Stored records

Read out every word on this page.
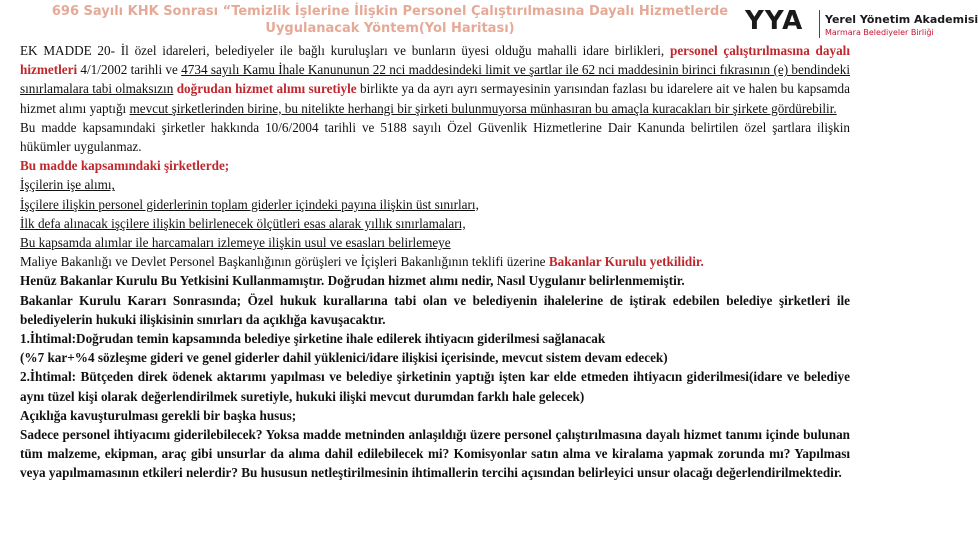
696 Sayılı KHK Sonrası “Temizlik İşlerine İlişkin Personel Çalıştırılmasına Dayalı Hizmetlerde Uygulanacak Yöntem(Yol Haritası)	YYA Yerel Yönetim Akademisi
Marmara Belediyeler Birliği

EK MADDE 20- İl özel idareleri, belediyeler ile bağlı kuruluşları ve bunların üyesi olduğu mahalli idare birlikleri, personel çalıştırılmasına dayalı hizmetleri 4/1/2002 tarihli ve 4734 sayılı Kamu İhale Kanununun 22 nci maddesindeki limit ve şartlar ile 62 nci maddesinin birinci fıkrasının (e) bendindeki sınırlamalara tabi olmaksızın doğrudan hizmet alımı suretiyle birlikte ya da ayrı ayrı sermayesinin yarısından fazlası bu idarelere ait ve halen bu kapsamda hizmet alımı yaptığı mevcut şirketlerinden birine, bu nitelikte herhangi bir şirketi bulunmuyorsa münhasıran bu amaçla kuracakları bir şirkete gördürebilir.

Bu madde kapsamındaki şirketler hakkında 10/6/2004 tarihli ve 5188 sayılı Özel Güvenlik Hizmetlerine Dair Kanunda belirtilen özel şartlara ilişkin hükümler uygulanmaz.

Bu madde kapsamındaki şirketlerde;

İşçilerin işe alımı,

İşçilere ilişkin personel giderlerinin toplam giderler içindeki payına ilişkin üst sınırları,

İlk defa alınacak işçilere ilişkin belirlenecek ölçütleri esas alarak yıllık sınırlamaları,

Bu kapsamda alımlar ile harcamaları izlemeye ilişkin usul ve esasları belirlemeye

Maliye Bakanlığı ve Devlet Personel Başkanlığının görüşleri ve İçişleri Bakanlığının teklifi üzerine Bakanlar Kurulu yetkilidir.

Henüz Bakanlar Kurulu Bu Yetkisini Kullanmamıştır. Doğrudan hizmet alımı nedir, Nasıl Uygulanır belirlenmemiştir.

Bakanlar Kurulu Kararı Sonrasında; Özel hukuk kurallarına tabi olan ve belediyenin ihalelerine de iştirak edebilen belediye şirketleri ile belediyelerin hukuki ilişkisinin sınırları da açıklığa kavuşacaktır.

1.İhtimal:Doğrudan temin kapsamında belediye şirketine ihale edilerek ihtiyacın giderilmesi sağlanacak

(%7 kar+%4 sözleşme gideri ve genel giderler dahil yüklenici/idare ilişkisi içerisinde, mevcut sistem devam edecek)

2.İhtimal: Bütçeden direk ödenek aktarımı yapılması ve belediye şirketinin yaptığı işten kar elde etmeden ihtiyacın giderilmesi(idare ve belediye aynı tüzel kişi olarak değerlendirilmek suretiyle, hukuki ilişki mevcut durumdan farklı hale gelecek)

Açıklığa kavuşturulması gerekli bir başka husus;

Sadece personel ihtiyacımı giderilebilecek? Yoksa madde metninden anlaşıldığı üzere personel çalıştırılmasına dayalı hizmet tanımı içinde bulunan tüm malzeme, ekipman, araç gibi unsurlar da alıma dahil edilebilecek mi? Komisyonlar satın alma ve kiralama yapmak zorunda mı? Yapılması veya yapılmamasının etkileri nelerdir? Bu hususun netleştirilmesinin ihtimallerin tercihi açısından belirleyici unsur olacağı değerlendirilmektedir.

**Directions for this task**
Pull out every line above that holds the word "sınırları".

**Response to this task**
İşçilere ilişkin personel giderlerinin toplam giderler içindeki payına ilişkin üst sınırları,
Bakanlar Kurulu Kararı Sonrasında; Özel hukuk kurallarına tabi olan ve belediyenin ihalelerine de iştirak edebilen belediye şirketleri ile belediyelerin hukuki ilişkisinin sınırları da açıklığa kavuşacaktır.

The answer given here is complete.